(Collected data entries)
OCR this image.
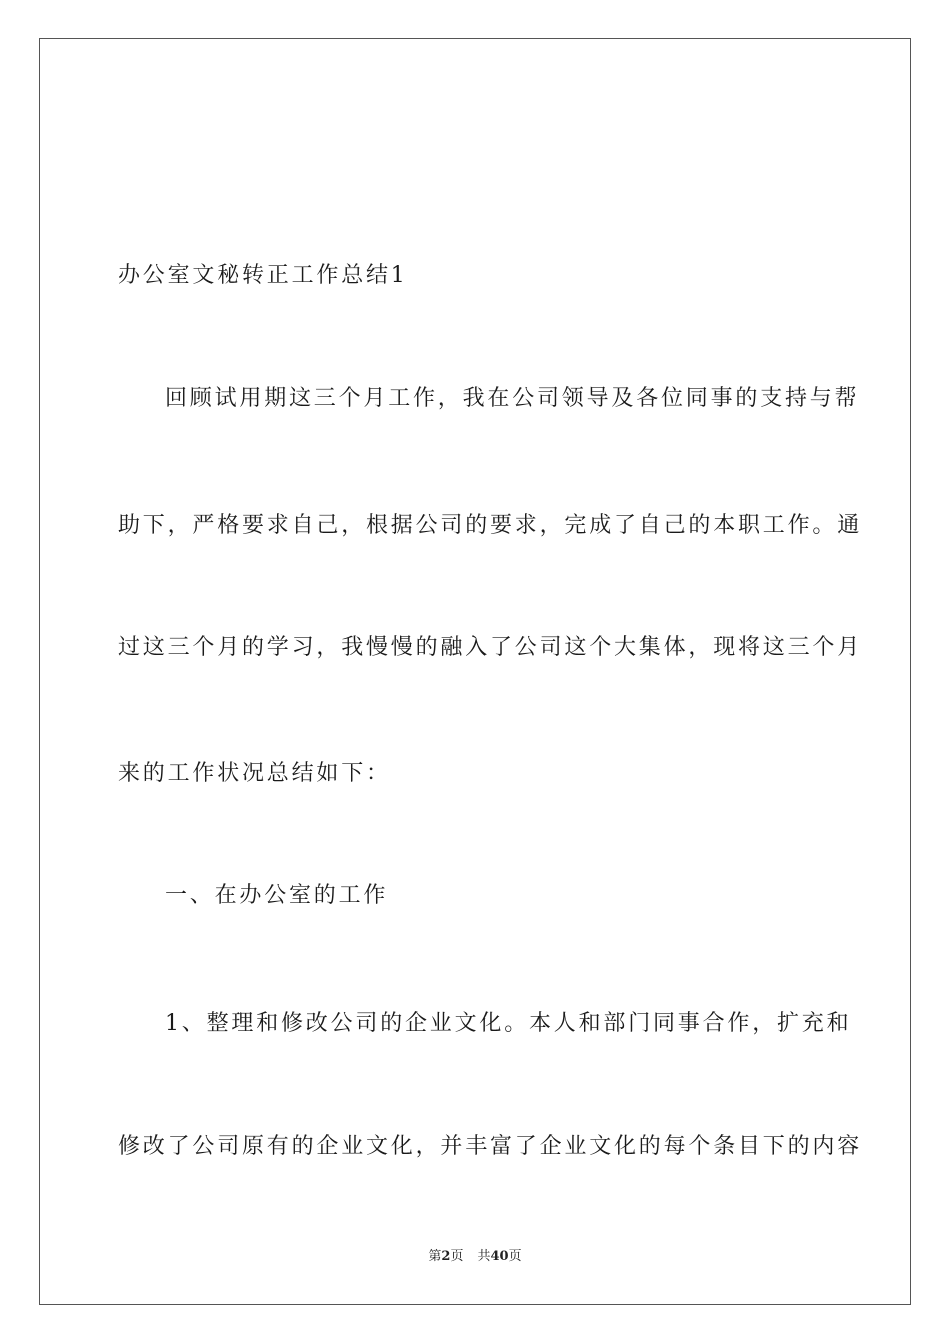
办公室文秘转正工作总结1
回顾试用期这三个月工作，我在公司领导及各位同事的支持与帮
助下，严格要求自己，根据公司的要求，完成了自己的本职工作。通
过这三个月的学习，我慢慢的融入了公司这个大集体，现将这三个月
来的工作状况总结如下：
一、在办公室的工作
1、整理和修改公司的企业文化。本人和部门同事合作，扩充和
修改了公司原有的企业文化，并丰富了企业文化的每个条目下的内容
第2页 共40页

Directions for this task
Write out the material above again, word for word, minus its pictures.

Solved exercise
OCR this image.
办公室文秘转正工作总结1
回顾试用期这三个月工作，我在公司领导及各位同事的支持与帮
助下，严格要求自己，根据公司的要求，完成了自己的本职工作。通
过这三个月的学习，我慢慢的融入了公司这个大集体，现将这三个月
来的工作状况总结如下：
一、在办公室的工作
1、整理和修改公司的企业文化。本人和部门同事合作，扩充和
修改了公司原有的企业文化，并丰富了企业文化的每个条目下的内容
第2页 共40页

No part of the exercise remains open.